WORK TO COMPLETE:
Copy out all the records, word for word.

(Figure contents as structured data)
§

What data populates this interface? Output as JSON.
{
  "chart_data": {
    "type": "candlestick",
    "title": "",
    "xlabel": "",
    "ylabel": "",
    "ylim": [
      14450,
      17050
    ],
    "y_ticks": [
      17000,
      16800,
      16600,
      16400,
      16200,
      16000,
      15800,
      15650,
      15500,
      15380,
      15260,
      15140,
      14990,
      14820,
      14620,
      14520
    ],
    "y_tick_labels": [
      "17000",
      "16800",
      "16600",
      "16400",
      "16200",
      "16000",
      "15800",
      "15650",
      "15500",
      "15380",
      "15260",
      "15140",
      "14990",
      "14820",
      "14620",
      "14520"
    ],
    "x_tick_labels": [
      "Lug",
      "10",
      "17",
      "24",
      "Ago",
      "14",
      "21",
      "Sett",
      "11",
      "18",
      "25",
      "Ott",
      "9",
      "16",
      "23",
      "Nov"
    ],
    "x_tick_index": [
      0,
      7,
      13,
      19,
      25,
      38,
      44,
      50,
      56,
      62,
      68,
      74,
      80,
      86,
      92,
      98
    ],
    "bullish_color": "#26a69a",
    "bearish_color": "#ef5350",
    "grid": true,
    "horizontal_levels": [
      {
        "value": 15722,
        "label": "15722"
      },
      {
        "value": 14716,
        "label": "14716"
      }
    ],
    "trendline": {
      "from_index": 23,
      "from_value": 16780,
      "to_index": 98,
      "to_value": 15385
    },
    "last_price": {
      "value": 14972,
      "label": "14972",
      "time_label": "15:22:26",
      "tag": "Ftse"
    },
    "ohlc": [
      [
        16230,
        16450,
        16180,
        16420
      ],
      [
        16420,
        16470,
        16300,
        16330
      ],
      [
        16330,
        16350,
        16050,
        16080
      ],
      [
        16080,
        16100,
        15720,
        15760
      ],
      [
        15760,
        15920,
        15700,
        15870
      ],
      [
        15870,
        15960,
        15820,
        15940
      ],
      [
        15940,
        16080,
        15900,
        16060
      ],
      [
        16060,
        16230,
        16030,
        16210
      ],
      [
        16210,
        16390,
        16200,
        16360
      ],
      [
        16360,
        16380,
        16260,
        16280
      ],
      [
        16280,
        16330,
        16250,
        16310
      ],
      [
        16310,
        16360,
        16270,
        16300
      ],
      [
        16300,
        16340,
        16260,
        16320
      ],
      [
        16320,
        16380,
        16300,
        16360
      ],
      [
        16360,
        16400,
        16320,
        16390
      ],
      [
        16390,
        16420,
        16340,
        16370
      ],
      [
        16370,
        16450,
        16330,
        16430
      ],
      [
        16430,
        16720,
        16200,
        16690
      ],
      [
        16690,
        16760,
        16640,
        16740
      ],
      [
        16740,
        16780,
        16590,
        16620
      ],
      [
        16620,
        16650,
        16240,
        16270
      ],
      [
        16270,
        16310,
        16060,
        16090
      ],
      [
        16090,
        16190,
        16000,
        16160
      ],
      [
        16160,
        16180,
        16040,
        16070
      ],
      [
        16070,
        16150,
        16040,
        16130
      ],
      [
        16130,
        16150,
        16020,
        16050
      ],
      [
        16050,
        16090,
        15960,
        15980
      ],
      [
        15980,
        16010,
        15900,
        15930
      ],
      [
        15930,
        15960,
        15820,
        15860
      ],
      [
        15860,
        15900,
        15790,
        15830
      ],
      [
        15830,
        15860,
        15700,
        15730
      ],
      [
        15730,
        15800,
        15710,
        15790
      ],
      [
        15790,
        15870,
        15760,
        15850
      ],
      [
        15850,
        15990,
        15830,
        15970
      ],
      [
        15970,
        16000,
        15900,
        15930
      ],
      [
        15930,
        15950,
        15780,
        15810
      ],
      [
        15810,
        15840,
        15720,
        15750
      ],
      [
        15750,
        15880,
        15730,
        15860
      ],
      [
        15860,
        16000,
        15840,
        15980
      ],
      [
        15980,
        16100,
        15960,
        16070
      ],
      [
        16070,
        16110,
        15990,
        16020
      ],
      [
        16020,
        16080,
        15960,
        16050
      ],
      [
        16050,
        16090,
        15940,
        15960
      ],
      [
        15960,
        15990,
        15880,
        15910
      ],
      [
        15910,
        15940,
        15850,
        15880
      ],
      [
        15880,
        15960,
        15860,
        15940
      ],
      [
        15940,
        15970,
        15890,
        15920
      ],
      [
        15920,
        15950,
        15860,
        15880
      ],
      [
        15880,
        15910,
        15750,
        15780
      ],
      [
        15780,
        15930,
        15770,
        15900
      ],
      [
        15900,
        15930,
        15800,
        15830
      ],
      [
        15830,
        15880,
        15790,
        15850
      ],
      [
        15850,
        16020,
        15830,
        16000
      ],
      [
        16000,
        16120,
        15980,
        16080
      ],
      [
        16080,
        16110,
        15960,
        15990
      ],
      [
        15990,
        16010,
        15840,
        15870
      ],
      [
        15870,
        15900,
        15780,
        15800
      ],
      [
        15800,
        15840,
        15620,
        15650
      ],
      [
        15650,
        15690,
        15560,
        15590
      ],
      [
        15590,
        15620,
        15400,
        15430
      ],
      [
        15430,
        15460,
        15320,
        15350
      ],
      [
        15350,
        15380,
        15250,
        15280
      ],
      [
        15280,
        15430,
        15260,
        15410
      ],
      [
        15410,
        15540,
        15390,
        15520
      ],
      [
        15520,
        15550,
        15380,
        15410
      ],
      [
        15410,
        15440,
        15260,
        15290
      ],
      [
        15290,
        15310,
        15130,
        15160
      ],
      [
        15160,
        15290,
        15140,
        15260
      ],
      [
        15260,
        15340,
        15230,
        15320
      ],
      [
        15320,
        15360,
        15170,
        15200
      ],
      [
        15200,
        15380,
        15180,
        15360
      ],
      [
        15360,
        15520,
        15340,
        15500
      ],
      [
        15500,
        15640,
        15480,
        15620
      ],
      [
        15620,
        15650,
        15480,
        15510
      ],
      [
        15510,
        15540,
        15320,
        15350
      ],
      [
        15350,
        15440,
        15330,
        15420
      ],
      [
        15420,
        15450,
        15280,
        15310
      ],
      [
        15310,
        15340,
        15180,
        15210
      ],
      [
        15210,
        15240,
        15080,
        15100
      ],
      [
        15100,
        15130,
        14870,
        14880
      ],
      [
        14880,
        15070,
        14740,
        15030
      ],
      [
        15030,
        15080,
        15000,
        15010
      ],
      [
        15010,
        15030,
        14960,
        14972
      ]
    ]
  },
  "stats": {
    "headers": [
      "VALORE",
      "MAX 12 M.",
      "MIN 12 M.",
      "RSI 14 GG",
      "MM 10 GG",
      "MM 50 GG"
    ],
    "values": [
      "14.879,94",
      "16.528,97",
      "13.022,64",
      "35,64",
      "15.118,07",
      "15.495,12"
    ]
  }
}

§

SOLVED EXERCISE:
What data populates this interface? Output as JSON.
{
  "chart_data": {
    "type": "candlestick",
    "title": "",
    "xlabel": "",
    "ylabel": "",
    "ylim": [
      14450,
      17050
    ],
    "y_ticks": [
      17000,
      16800,
      16600,
      16400,
      16200,
      16000,
      15800,
      15650,
      15500,
      15380,
      15260,
      15140,
      14990,
      14820,
      14620,
      14520
    ],
    "y_tick_labels": [
      "17000",
      "16800",
      "16600",
      "16400",
      "16200",
      "16000",
      "15800",
      "15650",
      "15500",
      "15380",
      "15260",
      "15140",
      "14990",
      "14820",
      "14620",
      "14520"
    ],
    "x_tick_labels": [
      "Lug",
      "10",
      "17",
      "24",
      "Ago",
      "14",
      "21",
      "Sett",
      "11",
      "18",
      "25",
      "Ott",
      "9",
      "16",
      "23",
      "Nov"
    ],
    "x_tick_index": [
      0,
      7,
      13,
      19,
      25,
      38,
      44,
      50,
      56,
      62,
      68,
      74,
      80,
      86,
      92,
      98
    ],
    "bullish_color": "#26a69a",
    "bearish_color": "#ef5350",
    "grid": true,
    "horizontal_levels": [
      {
        "value": 15722,
        "label": "15722"
      },
      {
        "value": 14716,
        "label": "14716"
      }
    ],
    "trendline": {
      "from_index": 23,
      "from_value": 16780,
      "to_index": 98,
      "to_value": 15385
    },
    "last_price": {
      "value": 14972,
      "label": "14972",
      "time_label": "15:22:26",
      "tag": "Ftse"
    },
    "ohlc": [
      [
        16230,
        16450,
        16180,
        16420
      ],
      [
        16420,
        16470,
        16300,
        16330
      ],
      [
        16330,
        16350,
        16050,
        16080
      ],
      [
        16080,
        16100,
        15720,
        15760
      ],
      [
        15760,
        15920,
        15700,
        15870
      ],
      [
        15870,
        15960,
        15820,
        15940
      ],
      [
        15940,
        16080,
        15900,
        16060
      ],
      [
        16060,
        16230,
        16030,
        16210
      ],
      [
        16210,
        16390,
        16200,
        16360
      ],
      [
        16360,
        16380,
        16260,
        16280
      ],
      [
        16280,
        16330,
        16250,
        16310
      ],
      [
        16310,
        16360,
        16270,
        16300
      ],
      [
        16300,
        16340,
        16260,
        16320
      ],
      [
        16320,
        16380,
        16300,
        16360
      ],
      [
        16360,
        16400,
        16320,
        16390
      ],
      [
        16390,
        16420,
        16340,
        16370
      ],
      [
        16370,
        16450,
        16330,
        16430
      ],
      [
        16430,
        16720,
        16200,
        16690
      ],
      [
        16690,
        16760,
        16640,
        16740
      ],
      [
        16740,
        16780,
        16590,
        16620
      ],
      [
        16620,
        16650,
        16240,
        16270
      ],
      [
        16270,
        16310,
        16060,
        16090
      ],
      [
        16090,
        16190,
        16000,
        16160
      ],
      [
        16160,
        16180,
        16040,
        16070
      ],
      [
        16070,
        16150,
        16040,
        16130
      ],
      [
        16130,
        16150,
        16020,
        16050
      ],
      [
        16050,
        16090,
        15960,
        15980
      ],
      [
        15980,
        16010,
        15900,
        15930
      ],
      [
        15930,
        15960,
        15820,
        15860
      ],
      [
        15860,
        15900,
        15790,
        15830
      ],
      [
        15830,
        15860,
        15700,
        15730
      ],
      [
        15730,
        15800,
        15710,
        15790
      ],
      [
        15790,
        15870,
        15760,
        15850
      ],
      [
        15850,
        15990,
        15830,
        15970
      ],
      [
        15970,
        16000,
        15900,
        15930
      ],
      [
        15930,
        15950,
        15780,
        15810
      ],
      [
        15810,
        15840,
        15720,
        15750
      ],
      [
        15750,
        15880,
        15730,
        15860
      ],
      [
        15860,
        16000,
        15840,
        15980
      ],
      [
        15980,
        16100,
        15960,
        16070
      ],
      [
        16070,
        16110,
        15990,
        16020
      ],
      [
        16020,
        16080,
        15960,
        16050
      ],
      [
        16050,
        16090,
        15940,
        15960
      ],
      [
        15960,
        15990,
        15880,
        15910
      ],
      [
        15910,
        15940,
        15850,
        15880
      ],
      [
        15880,
        15960,
        15860,
        15940
      ],
      [
        15940,
        15970,
        15890,
        15920
      ],
      [
        15920,
        15950,
        15860,
        15880
      ],
      [
        15880,
        15910,
        15750,
        15780
      ],
      [
        15780,
        15930,
        15770,
        15900
      ],
      [
        15900,
        15930,
        15800,
        15830
      ],
      [
        15830,
        15880,
        15790,
        15850
      ],
      [
        15850,
        16020,
        15830,
        16000
      ],
      [
        16000,
        16120,
        15980,
        16080
      ],
      [
        16080,
        16110,
        15960,
        15990
      ],
      [
        15990,
        16010,
        15840,
        15870
      ],
      [
        15870,
        15900,
        15780,
        15800
      ],
      [
        15800,
        15840,
        15620,
        15650
      ],
      [
        15650,
        15690,
        15560,
        15590
      ],
      [
        15590,
        15620,
        15400,
        15430
      ],
      [
        15430,
        15460,
        15320,
        15350
      ],
      [
        15350,
        15380,
        15250,
        15280
      ],
      [
        15280,
        15430,
        15260,
        15410
      ],
      [
        15410,
        15540,
        15390,
        15520
      ],
      [
        15520,
        15550,
        15380,
        15410
      ],
      [
        15410,
        15440,
        15260,
        15290
      ],
      [
        15290,
        15310,
        15130,
        15160
      ],
      [
        15160,
        15290,
        15140,
        15260
      ],
      [
        15260,
        15340,
        15230,
        15320
      ],
      [
        15320,
        15360,
        15170,
        15200
      ],
      [
        15200,
        15380,
        15180,
        15360
      ],
      [
        15360,
        15520,
        15340,
        15500
      ],
      [
        15500,
        15640,
        15480,
        15620
      ],
      [
        15620,
        15650,
        15480,
        15510
      ],
      [
        15510,
        15540,
        15320,
        15350
      ],
      [
        15350,
        15440,
        15330,
        15420
      ],
      [
        15420,
        15450,
        15280,
        15310
      ],
      [
        15310,
        15340,
        15180,
        15210
      ],
      [
        15210,
        15240,
        15080,
        15100
      ],
      [
        15100,
        15130,
        14870,
        14880
      ],
      [
        14880,
        15070,
        14740,
        15030
      ],
      [
        15030,
        15080,
        15000,
        15010
      ],
      [
        15010,
        15030,
        14960,
        14972
      ]
    ]
  },
  "stats": {
    "headers": [
      "VALORE",
      "MAX 12 M.",
      "MIN 12 M.",
      "RSI 14 GG",
      "MM 10 GG",
      "MM 50 GG"
    ],
    "values": [
      "14.879,94",
      "16.528,97",
      "13.022,64",
      "35,64",
      "15.118,07",
      "15.495,12"
    ]
  }
}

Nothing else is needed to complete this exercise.